## Short task
Look through the records below and give the number of lines holding the string "Boca", nothing more.

(Dataset records)
......
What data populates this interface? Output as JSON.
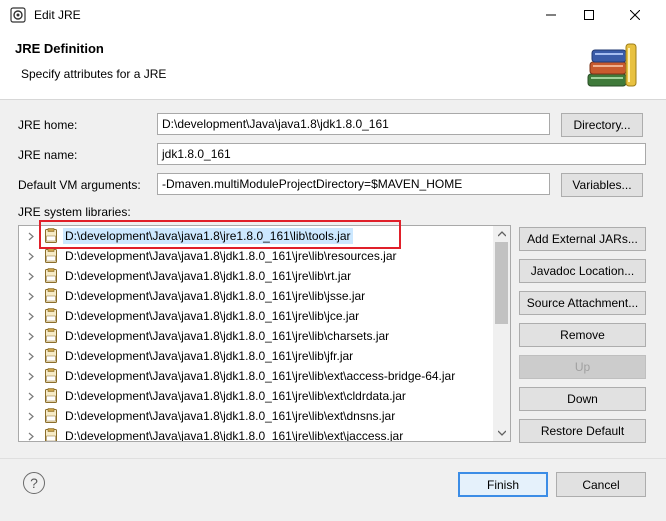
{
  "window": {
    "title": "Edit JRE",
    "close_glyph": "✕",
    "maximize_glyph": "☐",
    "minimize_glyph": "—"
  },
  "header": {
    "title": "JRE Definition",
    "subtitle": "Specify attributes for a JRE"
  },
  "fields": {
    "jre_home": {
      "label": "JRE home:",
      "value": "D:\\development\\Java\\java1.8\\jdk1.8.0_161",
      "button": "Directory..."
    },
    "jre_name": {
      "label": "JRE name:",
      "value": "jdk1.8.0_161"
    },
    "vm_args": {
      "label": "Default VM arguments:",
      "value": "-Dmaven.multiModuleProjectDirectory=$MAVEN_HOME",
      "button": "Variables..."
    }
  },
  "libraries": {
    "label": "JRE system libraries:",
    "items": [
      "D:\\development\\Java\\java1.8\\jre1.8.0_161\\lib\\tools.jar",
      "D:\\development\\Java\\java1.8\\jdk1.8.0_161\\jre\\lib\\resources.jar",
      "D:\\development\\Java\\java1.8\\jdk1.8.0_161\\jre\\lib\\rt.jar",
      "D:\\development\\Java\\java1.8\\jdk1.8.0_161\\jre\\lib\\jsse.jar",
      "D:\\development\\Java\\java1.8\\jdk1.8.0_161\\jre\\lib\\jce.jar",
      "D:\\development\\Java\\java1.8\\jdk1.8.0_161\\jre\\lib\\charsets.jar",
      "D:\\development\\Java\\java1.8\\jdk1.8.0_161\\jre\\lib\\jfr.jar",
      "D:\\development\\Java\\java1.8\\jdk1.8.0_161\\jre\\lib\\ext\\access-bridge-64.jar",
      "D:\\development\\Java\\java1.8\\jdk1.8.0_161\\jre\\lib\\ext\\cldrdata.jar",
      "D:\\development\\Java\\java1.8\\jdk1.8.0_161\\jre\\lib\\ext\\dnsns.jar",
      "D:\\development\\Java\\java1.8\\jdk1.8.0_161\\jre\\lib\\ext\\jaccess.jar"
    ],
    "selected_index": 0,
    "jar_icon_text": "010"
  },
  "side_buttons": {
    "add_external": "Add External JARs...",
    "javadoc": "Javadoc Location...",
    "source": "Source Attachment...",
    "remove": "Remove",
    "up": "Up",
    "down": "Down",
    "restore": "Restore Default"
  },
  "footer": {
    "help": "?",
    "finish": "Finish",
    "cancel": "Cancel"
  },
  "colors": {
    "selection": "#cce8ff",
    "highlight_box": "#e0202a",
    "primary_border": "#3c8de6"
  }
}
......
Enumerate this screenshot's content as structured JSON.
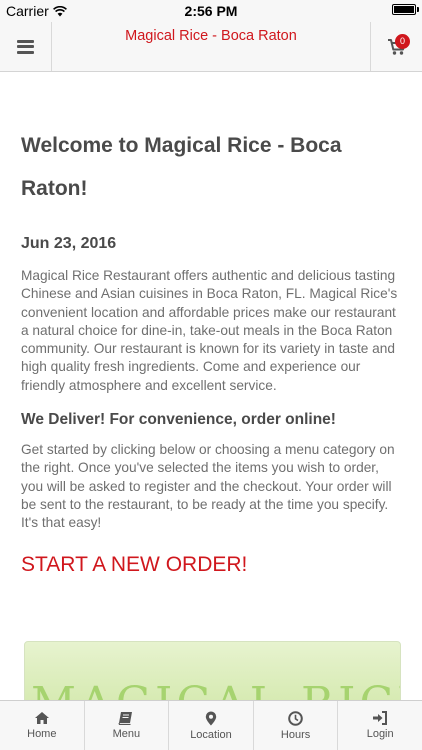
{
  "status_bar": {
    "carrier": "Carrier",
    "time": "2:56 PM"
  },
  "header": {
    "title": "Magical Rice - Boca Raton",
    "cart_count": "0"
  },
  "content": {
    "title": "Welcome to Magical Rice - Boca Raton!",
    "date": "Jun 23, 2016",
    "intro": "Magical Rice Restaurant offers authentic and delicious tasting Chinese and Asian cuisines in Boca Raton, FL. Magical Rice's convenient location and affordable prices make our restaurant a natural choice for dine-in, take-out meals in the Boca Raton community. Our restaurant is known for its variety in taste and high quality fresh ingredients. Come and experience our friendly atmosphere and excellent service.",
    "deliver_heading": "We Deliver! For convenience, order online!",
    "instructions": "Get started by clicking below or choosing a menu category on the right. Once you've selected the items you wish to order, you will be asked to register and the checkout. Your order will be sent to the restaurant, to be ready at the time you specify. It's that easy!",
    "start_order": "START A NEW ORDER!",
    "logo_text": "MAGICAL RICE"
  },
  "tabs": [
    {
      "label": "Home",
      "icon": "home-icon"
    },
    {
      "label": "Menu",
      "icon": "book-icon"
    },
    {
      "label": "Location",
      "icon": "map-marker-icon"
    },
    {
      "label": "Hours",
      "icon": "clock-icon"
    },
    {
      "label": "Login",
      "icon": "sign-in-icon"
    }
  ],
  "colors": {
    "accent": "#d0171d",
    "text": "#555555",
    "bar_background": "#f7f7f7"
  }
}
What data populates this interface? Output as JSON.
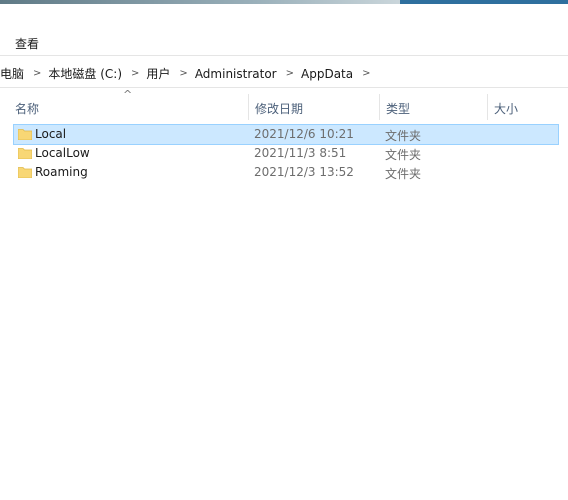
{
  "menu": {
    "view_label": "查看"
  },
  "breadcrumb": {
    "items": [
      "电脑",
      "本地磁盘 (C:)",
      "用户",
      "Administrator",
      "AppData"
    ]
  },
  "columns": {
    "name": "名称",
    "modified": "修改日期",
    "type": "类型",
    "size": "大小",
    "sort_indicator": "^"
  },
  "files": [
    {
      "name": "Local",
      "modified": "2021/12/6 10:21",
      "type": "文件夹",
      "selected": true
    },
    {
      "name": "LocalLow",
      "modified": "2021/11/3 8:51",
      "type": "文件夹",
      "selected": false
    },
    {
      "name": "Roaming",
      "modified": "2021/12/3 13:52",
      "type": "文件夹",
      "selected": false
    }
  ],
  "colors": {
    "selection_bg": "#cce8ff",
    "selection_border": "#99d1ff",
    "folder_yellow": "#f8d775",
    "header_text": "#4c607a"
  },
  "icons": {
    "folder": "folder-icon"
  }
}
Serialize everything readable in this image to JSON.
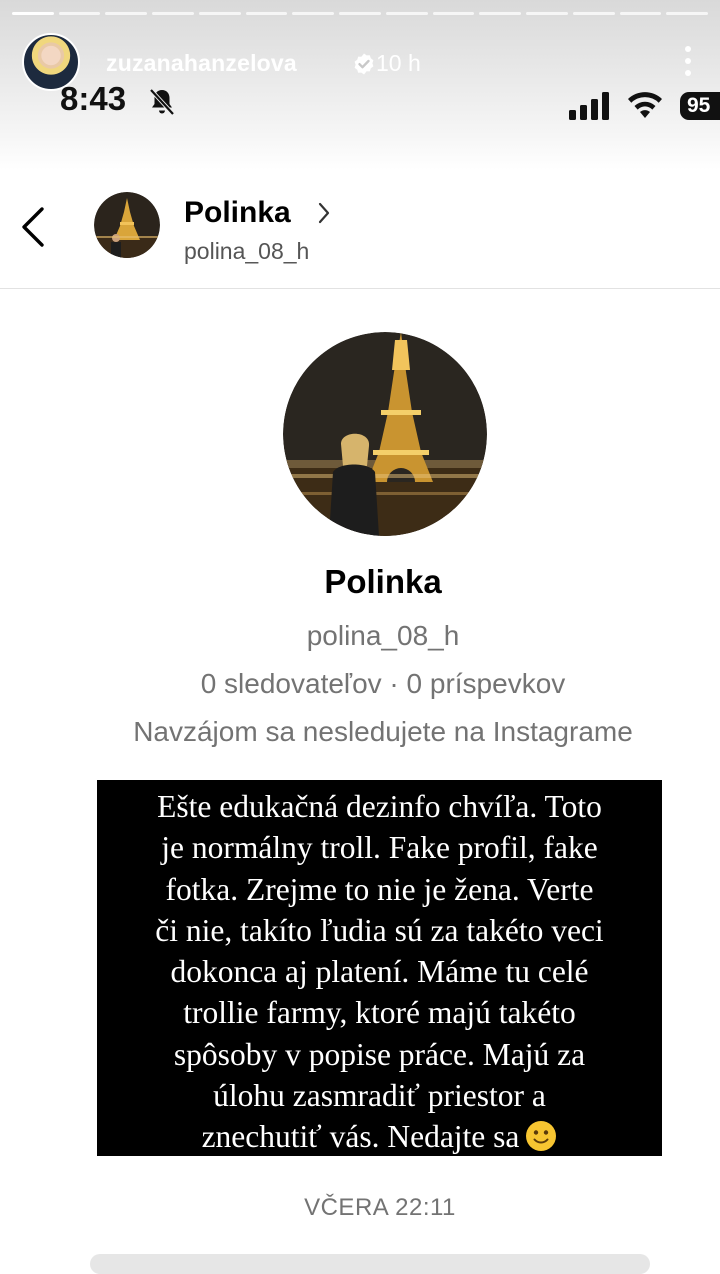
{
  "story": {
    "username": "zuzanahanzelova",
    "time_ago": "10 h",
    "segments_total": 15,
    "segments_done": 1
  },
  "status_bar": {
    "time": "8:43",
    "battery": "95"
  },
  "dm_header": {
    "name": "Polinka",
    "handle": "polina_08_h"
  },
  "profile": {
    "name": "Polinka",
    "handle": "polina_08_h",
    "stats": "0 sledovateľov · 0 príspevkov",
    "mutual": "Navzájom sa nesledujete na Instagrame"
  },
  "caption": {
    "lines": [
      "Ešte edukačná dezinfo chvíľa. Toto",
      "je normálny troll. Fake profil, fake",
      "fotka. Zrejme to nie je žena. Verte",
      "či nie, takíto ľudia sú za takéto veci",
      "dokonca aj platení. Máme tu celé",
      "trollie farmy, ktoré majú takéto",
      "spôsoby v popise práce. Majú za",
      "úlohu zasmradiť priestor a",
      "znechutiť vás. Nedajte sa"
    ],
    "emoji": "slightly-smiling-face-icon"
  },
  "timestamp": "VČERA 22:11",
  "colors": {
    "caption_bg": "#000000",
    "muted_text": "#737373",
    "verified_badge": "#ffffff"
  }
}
......
## The completed task
3